### Short problem 1
Using the passage comparing optical and electron microscope images, list every magnification at which a Scanning Electron Microscope image is shown.
### Short problem 2
Reproduce word for word the part of the microscope comparison that opens with the words containing "The final set" and closes with "magnification optical image.".

### Selected excerpt
— Begin —

At the highest magnification, the ability to resolve features at the apex is limited by diffraction. We can resolve spots/particles that are approximately 1/2 micron in size.  Diffraction at the apex prevents us from resolving features below the 1 micron scale.

100x-optical
Image from a professional quality optical microscope (Mitutoyo FS70) through the 100x objective lens and captured with a research quality camera (Zeiss Axiocam ICC5).   We reach the limit of resolution at about 1/2 micron.

Scanning Electron Microscope (SEM)

The final set of images were again taken from the same area of the blade as the preceding images but with the SEM.  As with optical microscopy, preparation and imaging conditions will determine what we can see (and those are optimized in these images).

The high resolution and absence of diffraction in these images allows us to see the small foil-burr at the apex, which was not visible with the optical microscope.   These SEM images also provide a clear indication of the depth of the scratches on the bevel.  By any estimation, the scratches are much shallower than suggested by the optical images.

200x-sem
Scanning Electron Microscope (SEM) image at 200x magnification (relative to Polaroid size).
2000x-sem
Scanning Electron Microscope (SEM) image at 2,000x magnification.  The field of view is similar to the highest magnification optical image.
5000x-sem
Scanning Electron Microscope (SEM) image at 5,000x magnification.
10000x-sem
Scanning Electron Microscope (SEM) image at 10,000x magnification.
20000x-sem
Scanning Electron Microscope (SEM) image at 20,000x magnification.

The small foil-type burr is clearly visible at the highest magnifications.


30 responses to “Optical vs Electron Microscope”

  1. This reminds me of a thread I commented on a shave forum. The author called it “Encyclopedia of razor edge images”, and he took a side view image with a USB miocroscope after using various stones/hones in an effort to provide the reader with information about each stones/hones results.

    I read it and replied “these look all the same to me”. He was upset that I’d stated the obvious. I was surprised to see pages upon pages of replies from other forum members saying “wow, great work” etc..when I know that they weren’t learning anything new. I also mentioned that repeating the same action and getting the same result but thinking it’s different is the definition of insane. I was then banned for 3 months for “calling another member insane”.

— End —

### Entries supplied

— Begin —

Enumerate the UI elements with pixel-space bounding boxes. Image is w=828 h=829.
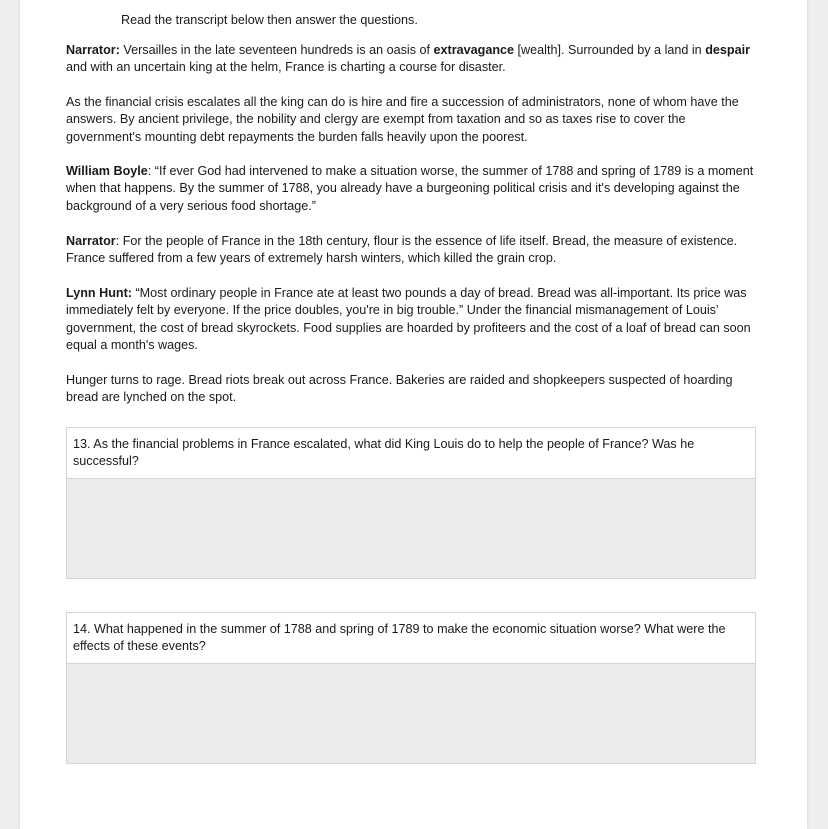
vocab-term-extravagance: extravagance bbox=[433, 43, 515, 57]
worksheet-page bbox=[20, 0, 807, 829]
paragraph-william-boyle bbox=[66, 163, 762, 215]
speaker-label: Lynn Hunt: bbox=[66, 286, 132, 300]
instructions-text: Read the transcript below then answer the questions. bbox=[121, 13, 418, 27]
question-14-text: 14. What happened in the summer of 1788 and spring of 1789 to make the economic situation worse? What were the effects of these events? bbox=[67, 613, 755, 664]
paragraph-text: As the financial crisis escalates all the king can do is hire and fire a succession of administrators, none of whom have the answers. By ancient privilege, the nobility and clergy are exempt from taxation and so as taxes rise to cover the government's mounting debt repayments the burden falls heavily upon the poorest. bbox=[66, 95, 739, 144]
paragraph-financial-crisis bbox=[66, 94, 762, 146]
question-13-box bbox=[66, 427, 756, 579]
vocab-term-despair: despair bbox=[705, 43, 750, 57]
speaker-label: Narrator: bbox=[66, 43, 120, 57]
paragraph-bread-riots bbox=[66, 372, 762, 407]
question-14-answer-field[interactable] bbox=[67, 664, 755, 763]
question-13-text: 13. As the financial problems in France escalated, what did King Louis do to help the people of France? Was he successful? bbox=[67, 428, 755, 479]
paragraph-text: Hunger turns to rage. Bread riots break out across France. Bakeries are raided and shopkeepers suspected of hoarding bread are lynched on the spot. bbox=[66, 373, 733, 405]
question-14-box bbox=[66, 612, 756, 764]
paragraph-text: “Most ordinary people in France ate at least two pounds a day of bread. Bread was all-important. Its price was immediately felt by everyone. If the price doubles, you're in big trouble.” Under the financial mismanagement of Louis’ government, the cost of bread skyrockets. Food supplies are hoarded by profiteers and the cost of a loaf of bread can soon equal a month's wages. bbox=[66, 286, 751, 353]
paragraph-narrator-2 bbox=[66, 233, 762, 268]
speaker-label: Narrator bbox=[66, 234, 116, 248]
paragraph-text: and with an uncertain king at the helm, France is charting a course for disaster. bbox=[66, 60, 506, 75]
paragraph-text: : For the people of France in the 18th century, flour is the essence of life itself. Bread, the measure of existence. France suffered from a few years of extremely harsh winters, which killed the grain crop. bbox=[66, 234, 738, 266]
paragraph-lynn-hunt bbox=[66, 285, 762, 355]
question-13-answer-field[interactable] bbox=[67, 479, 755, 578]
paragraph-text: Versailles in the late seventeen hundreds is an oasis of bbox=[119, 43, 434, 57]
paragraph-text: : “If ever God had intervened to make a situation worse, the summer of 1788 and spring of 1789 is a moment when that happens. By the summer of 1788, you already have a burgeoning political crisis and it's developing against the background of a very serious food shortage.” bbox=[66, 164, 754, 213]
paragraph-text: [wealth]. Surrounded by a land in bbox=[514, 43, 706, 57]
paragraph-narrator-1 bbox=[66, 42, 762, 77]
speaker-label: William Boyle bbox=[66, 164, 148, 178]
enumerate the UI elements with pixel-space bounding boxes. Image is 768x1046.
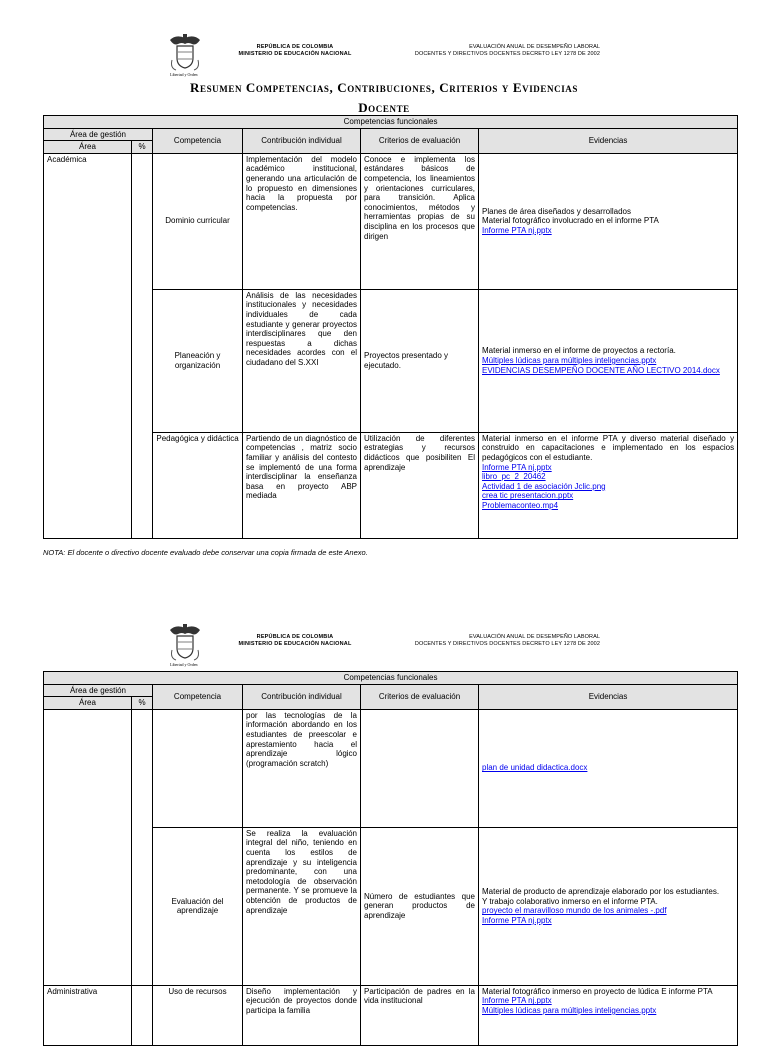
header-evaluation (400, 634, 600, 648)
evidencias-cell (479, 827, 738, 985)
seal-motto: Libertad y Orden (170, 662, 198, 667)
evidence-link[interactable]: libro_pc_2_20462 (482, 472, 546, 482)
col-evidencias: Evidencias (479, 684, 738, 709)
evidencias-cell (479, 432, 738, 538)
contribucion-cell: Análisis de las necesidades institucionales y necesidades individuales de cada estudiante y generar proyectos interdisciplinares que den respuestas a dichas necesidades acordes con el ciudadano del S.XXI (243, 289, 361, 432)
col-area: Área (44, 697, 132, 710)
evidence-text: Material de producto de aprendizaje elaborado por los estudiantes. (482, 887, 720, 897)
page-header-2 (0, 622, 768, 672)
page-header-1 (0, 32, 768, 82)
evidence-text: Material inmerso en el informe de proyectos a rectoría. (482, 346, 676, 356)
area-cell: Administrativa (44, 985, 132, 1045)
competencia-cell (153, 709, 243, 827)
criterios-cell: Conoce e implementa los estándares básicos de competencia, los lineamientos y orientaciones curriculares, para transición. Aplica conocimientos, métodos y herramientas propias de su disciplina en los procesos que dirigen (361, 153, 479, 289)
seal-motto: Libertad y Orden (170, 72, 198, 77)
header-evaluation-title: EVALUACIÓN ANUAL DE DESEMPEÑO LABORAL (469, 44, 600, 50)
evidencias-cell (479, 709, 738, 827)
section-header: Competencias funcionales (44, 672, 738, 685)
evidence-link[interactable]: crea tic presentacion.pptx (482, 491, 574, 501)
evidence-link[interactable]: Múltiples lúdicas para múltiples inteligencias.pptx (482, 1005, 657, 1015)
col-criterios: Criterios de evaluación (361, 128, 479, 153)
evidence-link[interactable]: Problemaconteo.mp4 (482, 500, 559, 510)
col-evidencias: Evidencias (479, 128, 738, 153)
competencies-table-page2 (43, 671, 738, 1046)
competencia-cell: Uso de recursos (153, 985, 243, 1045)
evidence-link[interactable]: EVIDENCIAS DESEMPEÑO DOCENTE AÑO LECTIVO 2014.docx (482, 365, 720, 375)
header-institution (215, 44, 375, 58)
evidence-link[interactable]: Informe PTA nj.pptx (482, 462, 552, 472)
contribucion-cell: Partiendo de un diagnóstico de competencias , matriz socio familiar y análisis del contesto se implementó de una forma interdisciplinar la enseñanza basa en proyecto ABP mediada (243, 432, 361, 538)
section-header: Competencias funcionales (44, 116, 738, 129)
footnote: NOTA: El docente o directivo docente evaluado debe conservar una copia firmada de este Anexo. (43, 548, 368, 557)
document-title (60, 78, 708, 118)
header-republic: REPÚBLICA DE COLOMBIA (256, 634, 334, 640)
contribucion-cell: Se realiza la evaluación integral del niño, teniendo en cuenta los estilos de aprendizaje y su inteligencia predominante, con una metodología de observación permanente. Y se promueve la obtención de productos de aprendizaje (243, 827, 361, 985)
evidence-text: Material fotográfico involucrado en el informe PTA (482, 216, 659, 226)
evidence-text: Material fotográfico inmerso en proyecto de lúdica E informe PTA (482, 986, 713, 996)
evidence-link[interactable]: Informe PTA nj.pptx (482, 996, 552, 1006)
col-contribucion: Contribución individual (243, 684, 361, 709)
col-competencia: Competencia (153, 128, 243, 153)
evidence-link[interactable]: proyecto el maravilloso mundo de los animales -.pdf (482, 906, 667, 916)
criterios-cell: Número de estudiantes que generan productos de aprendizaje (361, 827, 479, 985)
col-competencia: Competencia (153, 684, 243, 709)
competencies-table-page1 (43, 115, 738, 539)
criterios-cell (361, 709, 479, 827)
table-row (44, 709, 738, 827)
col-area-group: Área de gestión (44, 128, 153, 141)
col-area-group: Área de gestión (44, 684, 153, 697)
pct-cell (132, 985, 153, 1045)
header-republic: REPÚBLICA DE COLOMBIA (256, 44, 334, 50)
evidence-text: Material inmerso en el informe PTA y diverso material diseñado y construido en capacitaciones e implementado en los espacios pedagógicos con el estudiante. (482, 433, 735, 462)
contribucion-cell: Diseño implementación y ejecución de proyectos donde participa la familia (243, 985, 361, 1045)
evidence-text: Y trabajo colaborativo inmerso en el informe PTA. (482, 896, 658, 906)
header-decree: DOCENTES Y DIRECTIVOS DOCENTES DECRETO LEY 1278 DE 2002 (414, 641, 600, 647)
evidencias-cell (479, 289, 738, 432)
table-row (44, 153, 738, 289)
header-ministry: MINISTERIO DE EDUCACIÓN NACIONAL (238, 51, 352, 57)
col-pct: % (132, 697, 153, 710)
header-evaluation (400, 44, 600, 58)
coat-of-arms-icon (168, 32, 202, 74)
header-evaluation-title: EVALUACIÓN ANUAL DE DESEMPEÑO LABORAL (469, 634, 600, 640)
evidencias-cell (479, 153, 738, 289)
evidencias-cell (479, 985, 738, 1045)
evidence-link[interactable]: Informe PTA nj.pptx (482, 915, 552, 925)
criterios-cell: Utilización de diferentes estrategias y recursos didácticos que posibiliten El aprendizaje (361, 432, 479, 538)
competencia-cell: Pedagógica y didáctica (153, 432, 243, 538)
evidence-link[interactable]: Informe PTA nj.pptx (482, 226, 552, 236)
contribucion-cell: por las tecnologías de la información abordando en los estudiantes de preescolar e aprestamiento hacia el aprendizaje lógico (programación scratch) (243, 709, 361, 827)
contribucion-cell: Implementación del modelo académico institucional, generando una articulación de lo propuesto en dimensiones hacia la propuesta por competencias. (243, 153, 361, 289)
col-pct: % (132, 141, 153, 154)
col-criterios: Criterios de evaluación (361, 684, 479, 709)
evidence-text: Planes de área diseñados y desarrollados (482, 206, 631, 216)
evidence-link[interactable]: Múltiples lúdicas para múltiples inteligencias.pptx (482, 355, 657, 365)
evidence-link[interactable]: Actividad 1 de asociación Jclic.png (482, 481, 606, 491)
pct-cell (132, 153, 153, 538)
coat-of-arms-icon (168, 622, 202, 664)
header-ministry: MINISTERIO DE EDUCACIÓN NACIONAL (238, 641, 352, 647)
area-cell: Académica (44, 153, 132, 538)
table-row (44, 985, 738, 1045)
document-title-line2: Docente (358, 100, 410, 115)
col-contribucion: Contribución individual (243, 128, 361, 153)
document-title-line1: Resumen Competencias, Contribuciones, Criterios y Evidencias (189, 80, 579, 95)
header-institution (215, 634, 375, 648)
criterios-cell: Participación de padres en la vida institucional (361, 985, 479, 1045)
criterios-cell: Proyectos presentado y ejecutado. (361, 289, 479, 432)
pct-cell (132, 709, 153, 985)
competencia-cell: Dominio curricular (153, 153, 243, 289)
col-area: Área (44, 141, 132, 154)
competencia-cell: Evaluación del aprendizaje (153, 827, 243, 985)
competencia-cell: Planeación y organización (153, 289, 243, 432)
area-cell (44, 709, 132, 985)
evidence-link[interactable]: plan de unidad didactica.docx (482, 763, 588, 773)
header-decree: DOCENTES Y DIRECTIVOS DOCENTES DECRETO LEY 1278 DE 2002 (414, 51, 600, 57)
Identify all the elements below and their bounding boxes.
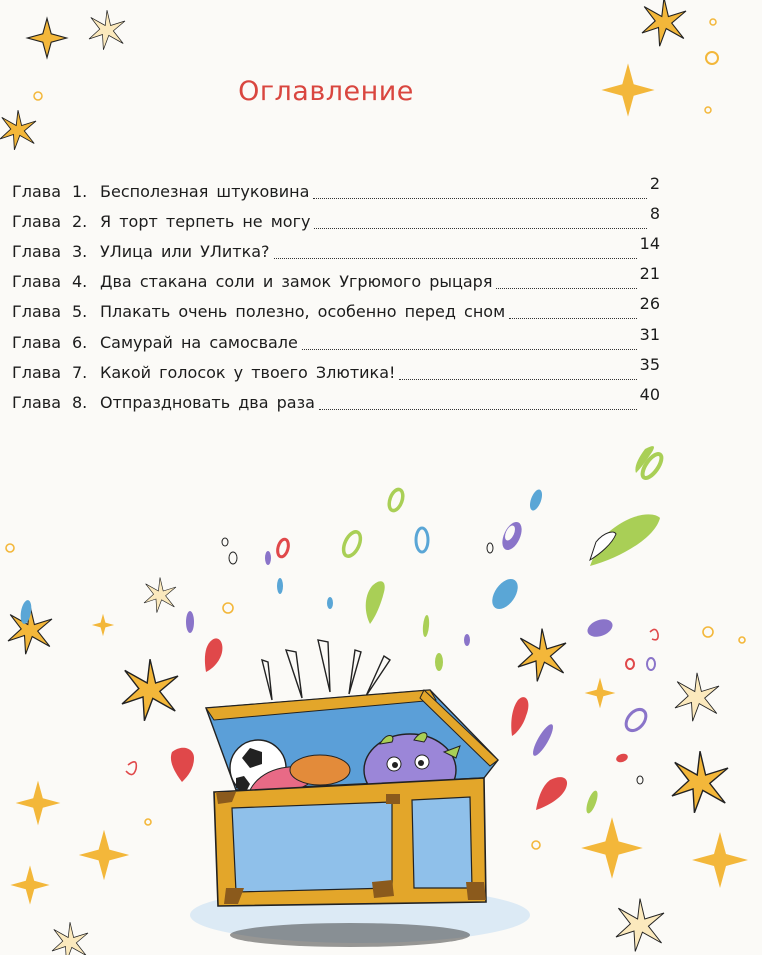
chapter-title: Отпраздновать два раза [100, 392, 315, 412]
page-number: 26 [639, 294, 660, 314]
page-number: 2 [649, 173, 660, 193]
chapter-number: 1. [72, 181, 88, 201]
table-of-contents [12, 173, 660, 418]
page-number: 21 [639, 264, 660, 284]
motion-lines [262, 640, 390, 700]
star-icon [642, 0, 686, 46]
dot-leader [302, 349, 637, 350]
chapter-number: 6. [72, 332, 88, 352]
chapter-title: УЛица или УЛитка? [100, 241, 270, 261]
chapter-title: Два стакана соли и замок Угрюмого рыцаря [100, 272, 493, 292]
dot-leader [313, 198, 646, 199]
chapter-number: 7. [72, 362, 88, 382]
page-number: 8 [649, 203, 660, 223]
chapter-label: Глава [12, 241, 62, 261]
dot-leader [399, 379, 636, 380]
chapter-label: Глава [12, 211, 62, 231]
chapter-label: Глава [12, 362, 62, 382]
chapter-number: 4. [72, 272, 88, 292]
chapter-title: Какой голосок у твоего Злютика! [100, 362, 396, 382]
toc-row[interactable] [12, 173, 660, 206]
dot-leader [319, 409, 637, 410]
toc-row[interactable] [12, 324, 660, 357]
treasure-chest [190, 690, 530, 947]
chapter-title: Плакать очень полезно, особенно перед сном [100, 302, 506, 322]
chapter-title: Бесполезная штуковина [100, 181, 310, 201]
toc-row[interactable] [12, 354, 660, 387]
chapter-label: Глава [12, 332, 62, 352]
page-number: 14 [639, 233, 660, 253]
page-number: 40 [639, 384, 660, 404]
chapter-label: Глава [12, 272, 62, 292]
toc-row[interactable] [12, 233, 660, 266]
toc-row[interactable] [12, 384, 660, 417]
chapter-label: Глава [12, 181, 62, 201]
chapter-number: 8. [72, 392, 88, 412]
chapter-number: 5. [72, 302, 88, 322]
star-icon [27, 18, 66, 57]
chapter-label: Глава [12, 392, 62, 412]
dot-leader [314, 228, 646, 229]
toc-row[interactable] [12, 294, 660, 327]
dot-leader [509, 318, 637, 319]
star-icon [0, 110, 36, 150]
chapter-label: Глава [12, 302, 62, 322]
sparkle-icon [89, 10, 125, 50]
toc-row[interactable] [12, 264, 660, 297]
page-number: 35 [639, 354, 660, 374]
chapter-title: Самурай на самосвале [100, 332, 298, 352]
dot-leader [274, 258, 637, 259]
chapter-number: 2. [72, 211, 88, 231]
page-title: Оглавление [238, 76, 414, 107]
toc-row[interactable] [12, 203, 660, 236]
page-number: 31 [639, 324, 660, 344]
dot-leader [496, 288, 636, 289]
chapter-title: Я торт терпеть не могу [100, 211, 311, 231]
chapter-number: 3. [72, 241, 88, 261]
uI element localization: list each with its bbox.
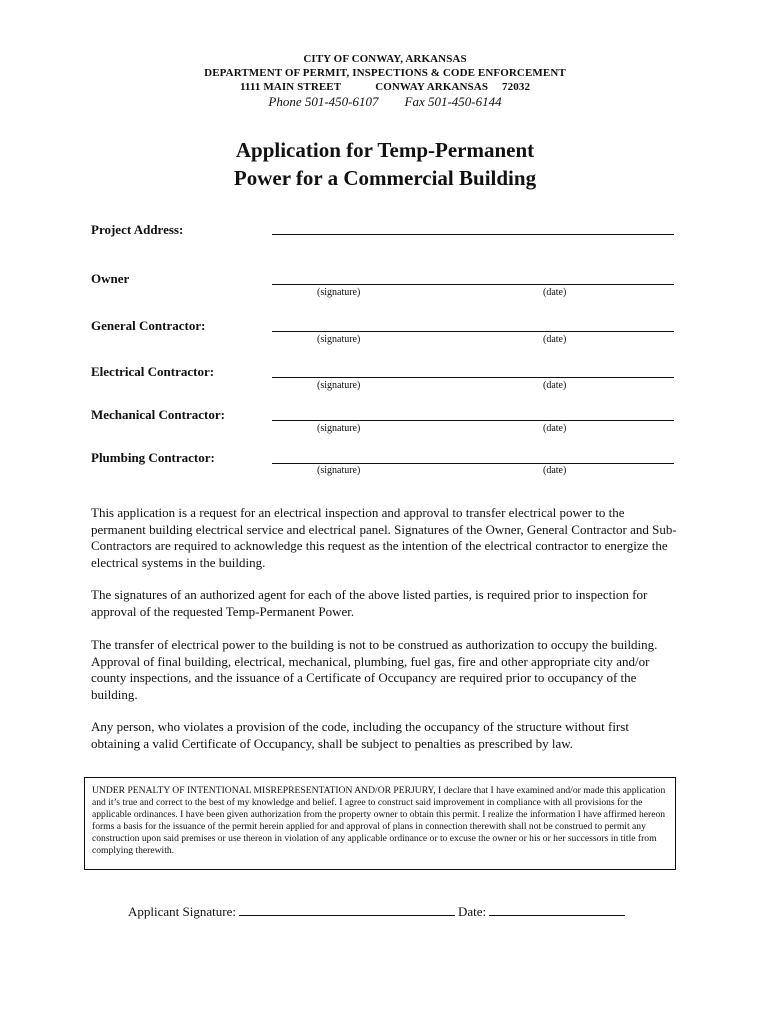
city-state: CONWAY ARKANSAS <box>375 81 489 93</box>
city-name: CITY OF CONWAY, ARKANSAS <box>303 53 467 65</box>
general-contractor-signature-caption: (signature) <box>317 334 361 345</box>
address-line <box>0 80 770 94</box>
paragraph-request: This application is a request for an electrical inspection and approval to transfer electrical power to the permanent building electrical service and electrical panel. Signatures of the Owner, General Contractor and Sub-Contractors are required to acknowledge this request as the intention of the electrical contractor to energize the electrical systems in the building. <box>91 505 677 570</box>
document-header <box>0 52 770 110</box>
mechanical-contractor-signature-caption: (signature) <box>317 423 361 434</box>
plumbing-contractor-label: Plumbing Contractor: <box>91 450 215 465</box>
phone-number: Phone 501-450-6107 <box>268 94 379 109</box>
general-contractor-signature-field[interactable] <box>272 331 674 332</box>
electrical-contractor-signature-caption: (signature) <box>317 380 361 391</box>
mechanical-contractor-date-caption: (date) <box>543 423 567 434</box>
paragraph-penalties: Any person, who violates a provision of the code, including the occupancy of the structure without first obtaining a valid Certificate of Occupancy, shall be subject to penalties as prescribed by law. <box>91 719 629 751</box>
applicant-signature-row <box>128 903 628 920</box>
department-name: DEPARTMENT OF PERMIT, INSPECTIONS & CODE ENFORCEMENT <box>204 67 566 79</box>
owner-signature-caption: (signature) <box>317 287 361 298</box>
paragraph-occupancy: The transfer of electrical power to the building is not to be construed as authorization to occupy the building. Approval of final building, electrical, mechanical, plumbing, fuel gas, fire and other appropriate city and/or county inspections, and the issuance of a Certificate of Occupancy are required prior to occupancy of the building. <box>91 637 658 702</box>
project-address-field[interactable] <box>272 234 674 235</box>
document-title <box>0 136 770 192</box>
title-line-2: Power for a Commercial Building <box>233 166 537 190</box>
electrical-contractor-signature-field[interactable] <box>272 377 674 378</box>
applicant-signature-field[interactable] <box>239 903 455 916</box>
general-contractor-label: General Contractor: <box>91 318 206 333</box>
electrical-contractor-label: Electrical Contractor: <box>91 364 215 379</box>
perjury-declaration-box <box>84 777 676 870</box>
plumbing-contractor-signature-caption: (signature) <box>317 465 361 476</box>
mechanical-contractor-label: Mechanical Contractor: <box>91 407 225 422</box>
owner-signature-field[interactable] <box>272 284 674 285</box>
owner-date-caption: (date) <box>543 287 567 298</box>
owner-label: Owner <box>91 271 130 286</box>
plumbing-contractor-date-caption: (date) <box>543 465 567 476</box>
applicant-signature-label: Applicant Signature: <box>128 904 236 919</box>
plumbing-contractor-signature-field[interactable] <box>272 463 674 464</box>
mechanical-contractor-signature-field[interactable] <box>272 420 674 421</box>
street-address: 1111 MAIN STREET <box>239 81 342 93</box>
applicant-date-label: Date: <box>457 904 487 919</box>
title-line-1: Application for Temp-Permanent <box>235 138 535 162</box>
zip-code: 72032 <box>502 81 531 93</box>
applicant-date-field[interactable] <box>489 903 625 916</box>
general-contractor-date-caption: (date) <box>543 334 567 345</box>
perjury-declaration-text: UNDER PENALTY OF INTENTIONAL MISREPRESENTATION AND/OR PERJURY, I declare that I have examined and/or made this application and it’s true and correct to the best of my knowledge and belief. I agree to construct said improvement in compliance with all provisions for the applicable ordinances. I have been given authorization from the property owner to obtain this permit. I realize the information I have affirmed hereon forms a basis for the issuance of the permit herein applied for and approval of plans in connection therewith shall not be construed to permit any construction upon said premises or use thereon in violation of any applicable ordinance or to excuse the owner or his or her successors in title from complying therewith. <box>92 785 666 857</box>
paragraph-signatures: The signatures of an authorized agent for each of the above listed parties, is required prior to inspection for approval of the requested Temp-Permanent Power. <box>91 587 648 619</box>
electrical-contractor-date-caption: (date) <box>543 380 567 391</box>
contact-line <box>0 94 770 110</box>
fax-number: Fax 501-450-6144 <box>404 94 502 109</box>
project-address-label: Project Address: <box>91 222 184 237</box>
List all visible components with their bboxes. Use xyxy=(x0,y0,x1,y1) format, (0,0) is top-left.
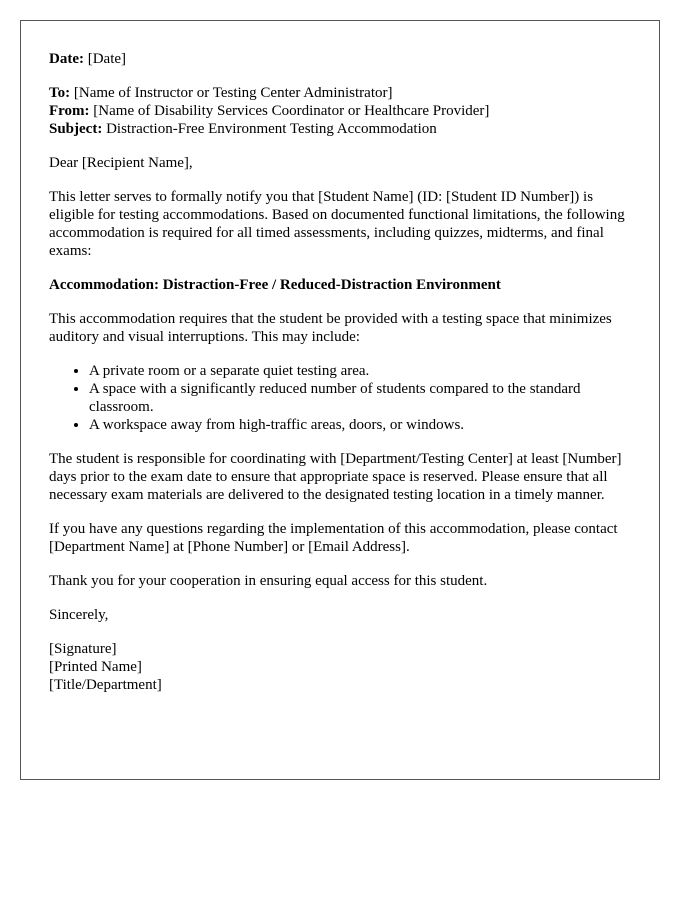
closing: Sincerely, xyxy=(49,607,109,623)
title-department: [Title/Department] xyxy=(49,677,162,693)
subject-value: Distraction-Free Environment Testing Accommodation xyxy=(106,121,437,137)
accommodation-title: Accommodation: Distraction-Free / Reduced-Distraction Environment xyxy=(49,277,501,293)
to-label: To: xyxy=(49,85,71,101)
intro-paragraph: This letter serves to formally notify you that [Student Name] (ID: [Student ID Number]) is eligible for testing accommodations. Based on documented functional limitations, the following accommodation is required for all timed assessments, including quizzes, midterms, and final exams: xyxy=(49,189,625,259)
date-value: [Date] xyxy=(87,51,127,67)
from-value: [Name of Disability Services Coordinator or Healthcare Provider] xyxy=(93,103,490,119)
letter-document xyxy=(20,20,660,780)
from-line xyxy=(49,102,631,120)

— End —

### Problem solution 1
200x, 2,000x, 5,000x, 10,000x, 20,000x

### Problem solution 2
The final set of images were again taken from the same area of the blade as the preceding images but with the SEM.  As with optical microscopy, preparation and imaging conditions will determine what we can see (and those are optimized in these images).

The high resolution and absence of diffraction in these images allows us to see the small foil-burr at the apex, which was not visible with the optical microscope.   These SEM images also provide a clear indication of the depth of the scratches on the bevel.  By any estimation, the scratches are much shallower than suggested by the optical images.

200x-sem
Scanning Electron Microscope (SEM) image at 200x magnification (relative to Polaroid size).
2000x-sem
Scanning Electron Microscope (SEM) image at 2,000x magnification.  The field of view is similar to the highest magnification optical image.